— begin Information provided —

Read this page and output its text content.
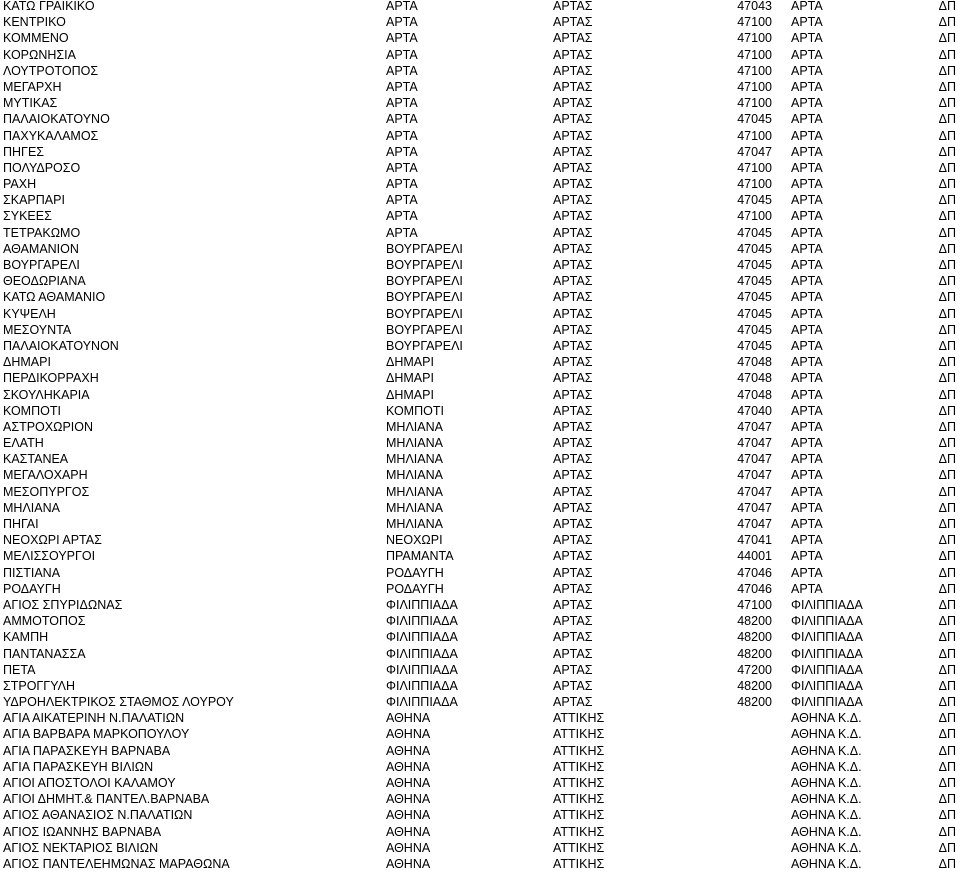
ΚΑΤΩ ΓΡΑΙΚΙΚΟ	ΑΡΤΑ	ΑΡΤΑΣ	47043 ΑΡΤΑ	ΔΠ
ΚΕΝΤΡΙΚΟ	ΑΡΤΑ	ΑΡΤΑΣ	47100 ΑΡΤΑ	ΔΠ
ΚΟΜΜΕΝΟ	ΑΡΤΑ	ΑΡΤΑΣ	47100 ΑΡΤΑ	ΔΠ
ΚΟΡΩΝΗΣΙΑ	ΑΡΤΑ	ΑΡΤΑΣ	47100 ΑΡΤΑ	ΔΠ
ΛΟΥΤΡΟΤΟΠΟΣ	ΑΡΤΑ	ΑΡΤΑΣ	47100 ΑΡΤΑ	ΔΠ
ΜΕΓΑΡΧΗ	ΑΡΤΑ	ΑΡΤΑΣ	47100 ΑΡΤΑ	ΔΠ
ΜΥΤΙΚΑΣ	ΑΡΤΑ	ΑΡΤΑΣ	47100 ΑΡΤΑ	ΔΠ
ΠΑΛΑΙΟΚΑΤΟΥΝΟ	ΑΡΤΑ	ΑΡΤΑΣ	47045 ΑΡΤΑ	ΔΠ
ΠΑΧΥΚΑΛΑΜΟΣ	ΑΡΤΑ	ΑΡΤΑΣ	47100 ΑΡΤΑ	ΔΠ
ΠΗΓΕΣ	ΑΡΤΑ	ΑΡΤΑΣ	47047 ΑΡΤΑ	ΔΠ
ΠΟΛΥΔΡΟΣΟ	ΑΡΤΑ	ΑΡΤΑΣ	47100 ΑΡΤΑ	ΔΠ
ΡΑΧΗ	ΑΡΤΑ	ΑΡΤΑΣ	47100 ΑΡΤΑ	ΔΠ
ΣΚΑΡΠΑΡΙ	ΑΡΤΑ	ΑΡΤΑΣ	47045 ΑΡΤΑ	ΔΠ
ΣΥΚΕΕΣ	ΑΡΤΑ	ΑΡΤΑΣ	47100 ΑΡΤΑ	ΔΠ
ΤΕΤΡΑΚΩΜΟ	ΑΡΤΑ	ΑΡΤΑΣ	47045 ΑΡΤΑ	ΔΠ
ΑΘΑΜΑΝΙΟΝ	ΒΟΥΡΓΑΡΕΛΙ	ΑΡΤΑΣ	47045 ΑΡΤΑ	ΔΠ
ΒΟΥΡΓΑΡΕΛΙ	ΒΟΥΡΓΑΡΕΛΙ	ΑΡΤΑΣ	47045 ΑΡΤΑ	ΔΠ
ΘΕΟΔΩΡΙΑΝΑ	ΒΟΥΡΓΑΡΕΛΙ	ΑΡΤΑΣ	47045 ΑΡΤΑ	ΔΠ
ΚΑΤΩ ΑΘΑΜΑΝΙΟ	ΒΟΥΡΓΑΡΕΛΙ	ΑΡΤΑΣ	47045 ΑΡΤΑ	ΔΠ
ΚΥΨΕΛΗ	ΒΟΥΡΓΑΡΕΛΙ	ΑΡΤΑΣ	47045 ΑΡΤΑ	ΔΠ
ΜΕΣΟΥΝΤΑ	ΒΟΥΡΓΑΡΕΛΙ	ΑΡΤΑΣ	47045 ΑΡΤΑ	ΔΠ
ΠΑΛΑΙΟΚΑΤΟΥΝΟΝ	ΒΟΥΡΓΑΡΕΛΙ	ΑΡΤΑΣ	47045 ΑΡΤΑ	ΔΠ
ΔΗΜΑΡΙ	ΔΗΜΑΡΙ	ΑΡΤΑΣ	47048 ΑΡΤΑ	ΔΠ
ΠΕΡΔΙΚΟΡΡΑΧΗ	ΔΗΜΑΡΙ	ΑΡΤΑΣ	47048 ΑΡΤΑ	ΔΠ
ΣΚΟΥΛΗΚΑΡΙΑ	ΔΗΜΑΡΙ	ΑΡΤΑΣ	47048 ΑΡΤΑ	ΔΠ
ΚΟΜΠΟΤΙ	ΚΟΜΠΟΤΙ	ΑΡΤΑΣ	47040 ΑΡΤΑ	ΔΠ
ΑΣΤΡΟΧΩΡΙΟΝ	ΜΗΛΙΑΝΑ	ΑΡΤΑΣ	47047 ΑΡΤΑ	ΔΠ
ΕΛΑΤΗ	ΜΗΛΙΑΝΑ	ΑΡΤΑΣ	47047 ΑΡΤΑ	ΔΠ
ΚΑΣΤΑΝΕΑ	ΜΗΛΙΑΝΑ	ΑΡΤΑΣ	47047 ΑΡΤΑ	ΔΠ
ΜΕΓΑΛΟΧΑΡΗ	ΜΗΛΙΑΝΑ	ΑΡΤΑΣ	47047 ΑΡΤΑ	ΔΠ
ΜΕΣΟΠΥΡΓΟΣ	ΜΗΛΙΑΝΑ	ΑΡΤΑΣ	47047 ΑΡΤΑ	ΔΠ
ΜΗΛΙΑΝΑ	ΜΗΛΙΑΝΑ	ΑΡΤΑΣ	47047 ΑΡΤΑ	ΔΠ
ΠΗΓΑΙ	ΜΗΛΙΑΝΑ	ΑΡΤΑΣ	47047 ΑΡΤΑ	ΔΠ
ΝΕΟΧΩΡΙ ΑΡΤΑΣ	ΝΕΟΧΩΡΙ	ΑΡΤΑΣ	47041 ΑΡΤΑ	ΔΠ
ΜΕΛΙΣΣΟΥΡΓΟΙ	ΠΡΑΜΑΝΤΑ	ΑΡΤΑΣ	44001 ΑΡΤΑ	ΔΠ
ΠΙΣΤΙΑΝΑ	ΡΟΔΑΥΓΗ	ΑΡΤΑΣ	47046 ΑΡΤΑ	ΔΠ
ΡΟΔΑΥΓΗ	ΡΟΔΑΥΓΗ	ΑΡΤΑΣ	47046 ΑΡΤΑ	ΔΠ
ΑΓΙΟΣ ΣΠΥΡΙΔΩΝΑΣ	ΦΙΛΙΠΠΙΑΔΑ	ΑΡΤΑΣ	47100 ΦΙΛΙΠΠΙΑΔΑ	ΔΠ
ΑΜΜΟΤΟΠΟΣ	ΦΙΛΙΠΠΙΑΔΑ	ΑΡΤΑΣ	48200 ΦΙΛΙΠΠΙΑΔΑ	ΔΠ
ΚΑΜΠΗ	ΦΙΛΙΠΠΙΑΔΑ	ΑΡΤΑΣ	48200 ΦΙΛΙΠΠΙΑΔΑ	ΔΠ
ΠΑΝΤΑΝΑΣΣΑ	ΦΙΛΙΠΠΙΑΔΑ	ΑΡΤΑΣ	48200 ΦΙΛΙΠΠΙΑΔΑ	ΔΠ
ΠΕΤΑ	ΦΙΛΙΠΠΙΑΔΑ	ΑΡΤΑΣ	47200 ΦΙΛΙΠΠΙΑΔΑ	ΔΠ
ΣΤΡΟΓΓΥΛΗ	ΦΙΛΙΠΠΙΑΔΑ	ΑΡΤΑΣ	48200 ΦΙΛΙΠΠΙΑΔΑ	ΔΠ
ΥΔΡΟΗΛΕΚΤΡΙΚΟΣ ΣΤΑΘΜΟΣ ΛΟΥΡΟΥ	ΦΙΛΙΠΠΙΑΔΑ	ΑΡΤΑΣ	48200 ΦΙΛΙΠΠΙΑΔΑ	ΔΠ
ΑΓΙΑ ΑΙΚΑΤΕΡΙΝΗ Ν.ΠΑΛΑΤΙΩΝ	ΑΘΗΝΑ	ΑΤΤΙΚΗΣ	ΑΘΗΝΑ Κ.Δ.	ΔΠ
ΑΓΙΑ ΒΑΡΒΑΡΑ ΜΑΡΚΟΠΟΥΛΟΥ	ΑΘΗΝΑ	ΑΤΤΙΚΗΣ	ΑΘΗΝΑ Κ.Δ.	ΔΠ
ΑΓΙΑ ΠΑΡΑΣΚΕΥΗ ΒΑΡΝΑΒΑ	ΑΘΗΝΑ	ΑΤΤΙΚΗΣ	ΑΘΗΝΑ Κ.Δ.	ΔΠ
ΑΓΙΑ ΠΑΡΑΣΚΕΥΗ ΒΙΛΙΩΝ	ΑΘΗΝΑ	ΑΤΤΙΚΗΣ	ΑΘΗΝΑ Κ.Δ.	ΔΠ
ΑΓΙΟΙ ΑΠΟΣΤΟΛΟΙ ΚΑΛΑΜΟΥ	ΑΘΗΝΑ	ΑΤΤΙΚΗΣ	ΑΘΗΝΑ Κ.Δ.	ΔΠ
ΑΓΙΟΙ ΔΗΜΗΤ.& ΠΑΝΤΕΛ.ΒΑΡΝΑΒΑ	ΑΘΗΝΑ	ΑΤΤΙΚΗΣ	ΑΘΗΝΑ Κ.Δ.	ΔΠ
ΑΓΙΟΣ ΑΘΑΝΑΣΙΟΣ Ν.ΠΑΛΑΤΙΩΝ	ΑΘΗΝΑ	ΑΤΤΙΚΗΣ	ΑΘΗΝΑ Κ.Δ.	ΔΠ
ΑΓΙΟΣ ΙΩΑΝΝΗΣ ΒΑΡΝΑΒΑ	ΑΘΗΝΑ	ΑΤΤΙΚΗΣ	ΑΘΗΝΑ Κ.Δ.	ΔΠ
ΑΓΙΟΣ ΝΕΚΤΑΡΙΟΣ ΒΙΛΙΩΝ	ΑΘΗΝΑ	ΑΤΤΙΚΗΣ	ΑΘΗΝΑ Κ.Δ.	ΔΠ
ΑΓΙΟΣ ΠΑΝΤΕΛΕΗΜΩΝΑΣ ΜΑΡΑΘΩΝΑ	ΑΘΗΝΑ	ΑΤΤΙΚΗΣ	ΑΘΗΝΑ Κ.Δ.	ΔΠ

— end Information provided —

**Goal**
Using the records above, copy each line that contains "ΒΑΡΝΑΒΑ".

**The output**
ΑΓΙΑ ΠΑΡΑΣΚΕΥΗ ΒΑΡΝΑΒΑ	ΑΘΗΝΑ	ΑΤΤΙΚΗΣ	ΑΘΗΝΑ Κ.Δ.	ΔΠ
ΑΓΙΟΙ ΔΗΜΗΤ.& ΠΑΝΤΕΛ.ΒΑΡΝΑΒΑ	ΑΘΗΝΑ	ΑΤΤΙΚΗΣ	ΑΘΗΝΑ Κ.Δ.	ΔΠ
ΑΓΙΟΣ ΙΩΑΝΝΗΣ ΒΑΡΝΑΒΑ	ΑΘΗΝΑ	ΑΤΤΙΚΗΣ	ΑΘΗΝΑ Κ.Δ.	ΔΠ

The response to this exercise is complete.